» **Direction**
Gather every line holding the string "interaction".

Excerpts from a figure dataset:
........
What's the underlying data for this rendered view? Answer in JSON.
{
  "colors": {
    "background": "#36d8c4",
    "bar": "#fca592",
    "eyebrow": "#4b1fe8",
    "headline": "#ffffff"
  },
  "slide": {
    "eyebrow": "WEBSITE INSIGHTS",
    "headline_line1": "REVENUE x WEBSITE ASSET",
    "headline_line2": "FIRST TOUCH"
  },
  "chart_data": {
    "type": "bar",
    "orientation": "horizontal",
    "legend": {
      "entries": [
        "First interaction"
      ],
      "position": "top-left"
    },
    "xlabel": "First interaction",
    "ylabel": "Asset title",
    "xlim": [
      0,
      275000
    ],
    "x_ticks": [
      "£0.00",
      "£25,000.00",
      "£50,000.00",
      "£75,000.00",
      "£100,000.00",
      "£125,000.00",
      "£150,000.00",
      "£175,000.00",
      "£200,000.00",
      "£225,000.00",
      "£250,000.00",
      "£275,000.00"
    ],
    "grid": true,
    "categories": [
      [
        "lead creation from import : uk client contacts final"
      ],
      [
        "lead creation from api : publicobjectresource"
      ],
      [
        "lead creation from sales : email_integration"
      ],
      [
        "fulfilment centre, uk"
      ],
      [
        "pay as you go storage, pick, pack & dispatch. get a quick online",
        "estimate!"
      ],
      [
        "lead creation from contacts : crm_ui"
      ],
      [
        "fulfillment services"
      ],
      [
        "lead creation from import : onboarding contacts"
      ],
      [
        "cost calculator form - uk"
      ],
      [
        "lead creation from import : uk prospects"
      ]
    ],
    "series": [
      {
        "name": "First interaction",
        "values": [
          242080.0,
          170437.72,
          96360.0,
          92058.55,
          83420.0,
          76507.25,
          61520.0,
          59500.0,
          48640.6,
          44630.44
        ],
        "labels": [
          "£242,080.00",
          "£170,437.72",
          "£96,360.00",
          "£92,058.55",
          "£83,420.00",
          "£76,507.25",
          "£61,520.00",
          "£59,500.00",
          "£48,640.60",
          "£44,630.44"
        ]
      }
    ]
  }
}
........
» **Result of the exercise**
        "First interaction"
    "xlabel": "First interaction",
        "name": "First interaction",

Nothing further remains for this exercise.